[START OF RAW RECORDS]
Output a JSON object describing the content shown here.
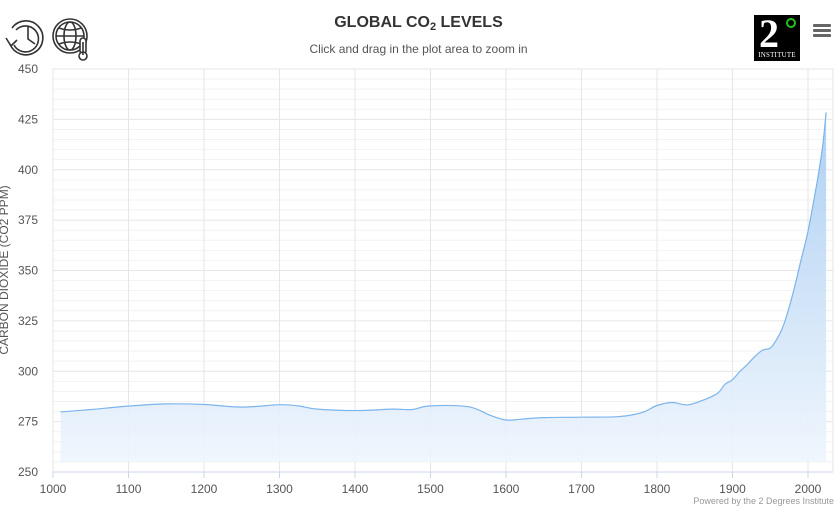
{
  "header": {
    "title_main": "GLOBAL CO",
    "title_sub": "2",
    "title_tail": " LEVELS",
    "subtitle": "Click and drag in the plot area to zoom in"
  },
  "toolbar": {
    "history_icon": "clock-rewind-icon",
    "globe_icon": "globe-thermometer-icon",
    "menu_icon": "hamburger-menu-icon"
  },
  "logo": {
    "numeral": "2",
    "label": "INSTITUTE",
    "degree_color": "#21c21d"
  },
  "credits": "Powered by the 2 Degrees Institute",
  "colors": {
    "line": "#7cb5ec",
    "fill_top": "#a9cdf2",
    "fill_bottom": "#eef5fd",
    "grid": "#e6e6e6",
    "axis": "#ccd6eb"
  },
  "chart_data": {
    "type": "area",
    "title": "GLOBAL CO2 LEVELS",
    "subtitle": "Click and drag in the plot area to zoom in",
    "xlabel": "",
    "ylabel": "CARBON DIOXIDE (CO2 PPM)",
    "xlim": [
      1000,
      2030
    ],
    "ylim": [
      250,
      450
    ],
    "x_ticks": [
      1000,
      1100,
      1200,
      1300,
      1400,
      1500,
      1600,
      1700,
      1800,
      1900,
      2000
    ],
    "y_ticks": [
      250,
      275,
      300,
      325,
      350,
      375,
      400,
      425,
      450
    ],
    "y_minor_step": 5,
    "grid": true,
    "legend": false,
    "x": [
      1010,
      1050,
      1100,
      1150,
      1200,
      1250,
      1300,
      1325,
      1350,
      1400,
      1450,
      1475,
      1500,
      1550,
      1580,
      1600,
      1620,
      1650,
      1700,
      1750,
      1780,
      1800,
      1820,
      1840,
      1860,
      1880,
      1890,
      1900,
      1910,
      1920,
      1930,
      1940,
      1950,
      1958,
      1965,
      1970,
      1980,
      1990,
      2000,
      2010,
      2015,
      2020,
      2024
    ],
    "values": [
      279.8,
      281,
      282.7,
      283.8,
      283.5,
      282.2,
      283.4,
      282.8,
      281.2,
      280.5,
      281.2,
      281,
      282.8,
      282.4,
      278,
      275.8,
      276.2,
      277,
      277.2,
      277.5,
      279.5,
      283,
      284.5,
      283.3,
      285.5,
      289,
      293.5,
      295.8,
      300,
      303.5,
      307.5,
      310.5,
      311.5,
      315.5,
      320.5,
      325.5,
      338.5,
      354,
      369.5,
      389.5,
      400.5,
      413.5,
      428.5
    ]
  }
}
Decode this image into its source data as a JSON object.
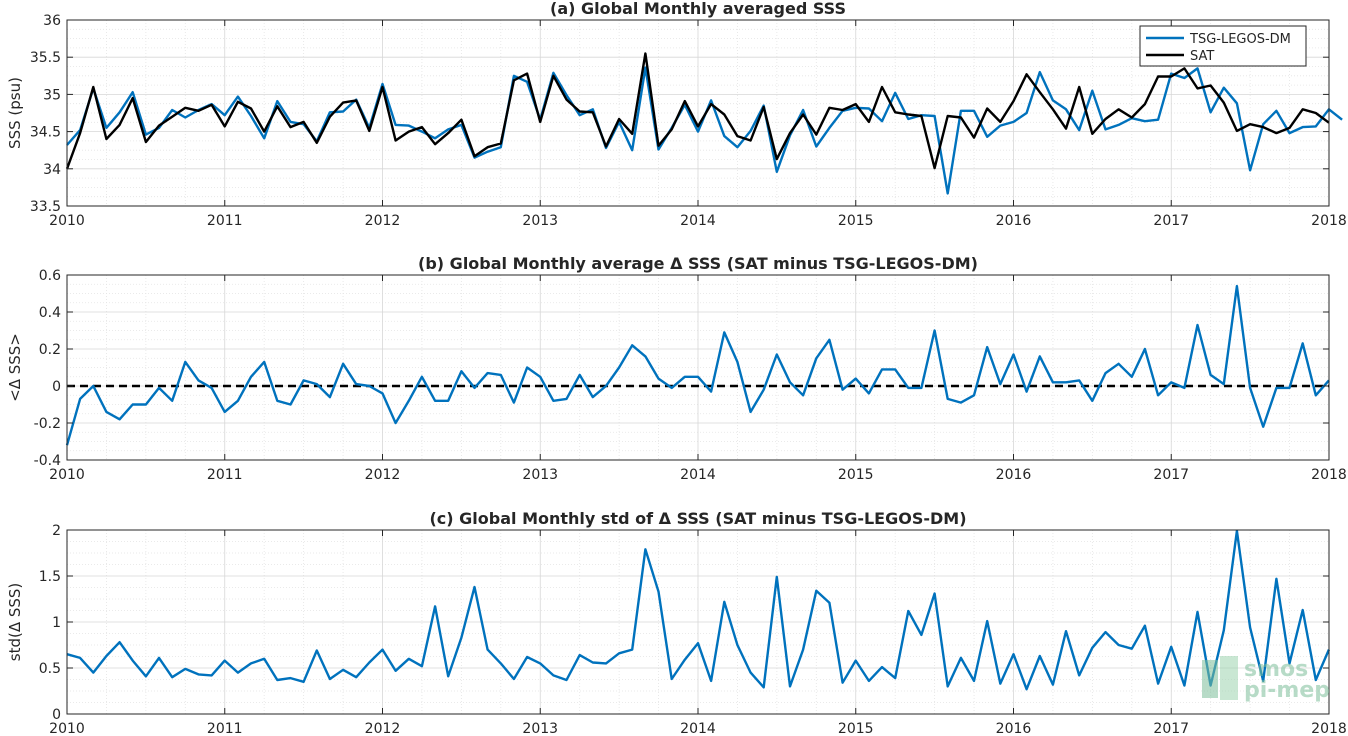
{
  "chart_data": [
    {
      "type": "line",
      "title": "(a) Global Monthly averaged SSS",
      "ylabel": "SSS (psu)",
      "xlim": [
        2010,
        2018
      ],
      "ylim": [
        33.5,
        36
      ],
      "xticks": [
        2010,
        2011,
        2012,
        2013,
        2014,
        2015,
        2016,
        2017,
        2018
      ],
      "yticks": [
        33.5,
        34,
        34.5,
        35,
        35.5,
        36
      ],
      "ytick_labels": [
        "33.5",
        "34",
        "34.5",
        "35",
        "35.5",
        "36"
      ],
      "grid": true,
      "legend": "top-right",
      "x_start": 2010.0,
      "x_step": 0.08333,
      "series": [
        {
          "name": "TSG-LEGOS-DM",
          "color": "#0072bd",
          "values": [
            34.32,
            34.52,
            35.08,
            34.55,
            34.76,
            35.03,
            34.46,
            34.55,
            34.79,
            34.69,
            34.79,
            34.87,
            34.72,
            34.97,
            34.71,
            34.41,
            34.91,
            34.63,
            34.6,
            34.37,
            34.76,
            34.77,
            34.93,
            34.55,
            35.14,
            34.59,
            34.58,
            34.5,
            34.41,
            34.53,
            34.59,
            34.15,
            34.23,
            34.29,
            35.25,
            35.17,
            34.66,
            35.29,
            34.99,
            34.72,
            34.8,
            34.28,
            34.63,
            34.25,
            35.36,
            34.26,
            34.55,
            34.86,
            34.5,
            34.92,
            34.44,
            34.29,
            34.51,
            34.85,
            33.96,
            34.45,
            34.79,
            34.3,
            34.55,
            34.78,
            34.82,
            34.81,
            34.64,
            35.02,
            34.67,
            34.72,
            34.71,
            33.67,
            34.78,
            34.78,
            34.43,
            34.58,
            34.63,
            34.75,
            35.3,
            34.92,
            34.8,
            34.52,
            35.05,
            34.53,
            34.59,
            34.68,
            34.64,
            34.66,
            35.28,
            35.22,
            35.35,
            34.76,
            35.09,
            34.88,
            33.98,
            34.6,
            34.78,
            34.48,
            34.56,
            34.57,
            34.8,
            34.66
          ]
        },
        {
          "name": "SAT",
          "color": "#000000",
          "values": [
            34.0,
            34.48,
            35.1,
            34.4,
            34.59,
            34.95,
            34.36,
            34.58,
            34.7,
            34.82,
            34.78,
            34.86,
            34.57,
            34.9,
            34.81,
            34.5,
            34.84,
            34.56,
            34.63,
            34.35,
            34.7,
            34.89,
            34.92,
            34.51,
            35.1,
            34.38,
            34.5,
            34.56,
            34.33,
            34.48,
            34.66,
            34.17,
            34.29,
            34.34,
            35.19,
            35.28,
            34.63,
            35.25,
            34.93,
            34.77,
            34.76,
            34.3,
            34.67,
            34.47,
            35.55,
            34.31,
            34.53,
            34.91,
            34.57,
            34.87,
            34.73,
            34.44,
            34.38,
            34.83,
            34.13,
            34.48,
            34.73,
            34.46,
            34.82,
            34.79,
            34.87,
            34.63,
            35.1,
            34.76,
            34.73,
            34.71,
            34.01,
            34.71,
            34.69,
            34.42,
            34.81,
            34.63,
            34.91,
            35.27,
            35.03,
            34.8,
            34.54,
            35.1,
            34.47,
            34.67,
            34.8,
            34.69,
            34.87,
            35.24,
            35.24,
            35.35,
            35.08,
            35.12,
            34.89,
            34.51,
            34.6,
            34.56,
            34.48,
            34.55,
            34.8,
            34.75,
            34.62
          ]
        }
      ]
    },
    {
      "type": "line",
      "title": "(b) Global Monthly average Δ SSS (SAT minus TSG-LEGOS-DM)",
      "ylabel": "<Δ SSS>",
      "xlim": [
        2010,
        2018
      ],
      "ylim": [
        -0.4,
        0.6
      ],
      "xticks": [
        2010,
        2011,
        2012,
        2013,
        2014,
        2015,
        2016,
        2017,
        2018
      ],
      "yticks": [
        -0.4,
        -0.2,
        0,
        0.2,
        0.4,
        0.6
      ],
      "ytick_labels": [
        "-0.4",
        "-0.2",
        "0",
        "0.2",
        "0.4",
        "0.6"
      ],
      "grid": true,
      "reference_line": 0,
      "x_start": 2010.0,
      "x_step": 0.08333,
      "series": [
        {
          "color": "#0072bd",
          "values": [
            -0.32,
            -0.07,
            0.0,
            -0.14,
            -0.18,
            -0.1,
            -0.1,
            -0.01,
            -0.08,
            0.13,
            0.03,
            -0.01,
            -0.14,
            -0.08,
            0.05,
            0.13,
            -0.08,
            -0.1,
            0.03,
            0.01,
            -0.06,
            0.12,
            0.01,
            0.0,
            -0.04,
            -0.2,
            -0.08,
            0.05,
            -0.08,
            -0.08,
            0.08,
            -0.01,
            0.07,
            0.06,
            -0.09,
            0.1,
            0.05,
            -0.08,
            -0.07,
            0.06,
            -0.06,
            0.0,
            0.1,
            0.22,
            0.16,
            0.04,
            -0.01,
            0.05,
            0.05,
            -0.03,
            0.29,
            0.13,
            -0.14,
            -0.02,
            0.17,
            0.02,
            -0.05,
            0.15,
            0.25,
            -0.02,
            0.04,
            -0.04,
            0.09,
            0.09,
            -0.01,
            -0.01,
            0.3,
            -0.07,
            -0.09,
            -0.05,
            0.21,
            0.01,
            0.17,
            -0.03,
            0.16,
            0.02,
            0.02,
            0.03,
            -0.08,
            0.07,
            0.12,
            0.05,
            0.2,
            -0.05,
            0.02,
            -0.01,
            0.33,
            0.06,
            0.01,
            0.54,
            -0.01,
            -0.22,
            -0.01,
            -0.01,
            0.23,
            -0.05,
            0.03
          ]
        }
      ]
    },
    {
      "type": "line",
      "title": "(c) Global Monthly std of Δ SSS (SAT minus TSG-LEGOS-DM)",
      "ylabel": "std(Δ SSS)",
      "xlim": [
        2010,
        2018
      ],
      "ylim": [
        0,
        2
      ],
      "xticks": [
        2010,
        2011,
        2012,
        2013,
        2014,
        2015,
        2016,
        2017,
        2018
      ],
      "yticks": [
        0,
        0.5,
        1,
        1.5,
        2
      ],
      "ytick_labels": [
        "0",
        "0.5",
        "1",
        "1.5",
        "2"
      ],
      "grid": true,
      "x_start": 2010.0,
      "x_step": 0.08333,
      "series": [
        {
          "color": "#0072bd",
          "values": [
            0.65,
            0.61,
            0.45,
            0.63,
            0.78,
            0.58,
            0.41,
            0.61,
            0.4,
            0.49,
            0.43,
            0.42,
            0.58,
            0.45,
            0.55,
            0.6,
            0.37,
            0.39,
            0.35,
            0.69,
            0.38,
            0.48,
            0.4,
            0.56,
            0.7,
            0.47,
            0.6,
            0.52,
            1.17,
            0.41,
            0.83,
            1.38,
            0.7,
            0.55,
            0.38,
            0.62,
            0.55,
            0.42,
            0.37,
            0.64,
            0.56,
            0.55,
            0.66,
            0.7,
            1.79,
            1.33,
            0.38,
            0.59,
            0.77,
            0.36,
            1.22,
            0.75,
            0.45,
            0.29,
            1.49,
            0.3,
            0.7,
            1.34,
            1.21,
            0.34,
            0.58,
            0.36,
            0.51,
            0.39,
            1.12,
            0.86,
            1.31,
            0.3,
            0.61,
            0.36,
            1.01,
            0.33,
            0.65,
            0.27,
            0.63,
            0.32,
            0.9,
            0.42,
            0.72,
            0.89,
            0.75,
            0.71,
            0.96,
            0.33,
            0.73,
            0.31,
            1.11,
            0.31,
            0.91,
            1.99,
            0.94,
            0.36,
            1.47,
            0.55,
            1.13,
            0.37,
            0.7
          ]
        }
      ]
    }
  ],
  "watermark": {
    "line1": "smos",
    "line2": "pi-mep"
  }
}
[END OF RAW RECORDS]
- [EXERCISE AIM] Across the records, count the lines holding the string "zoom". Give the number and stop.

- [WRITTEN RESPONSE] 2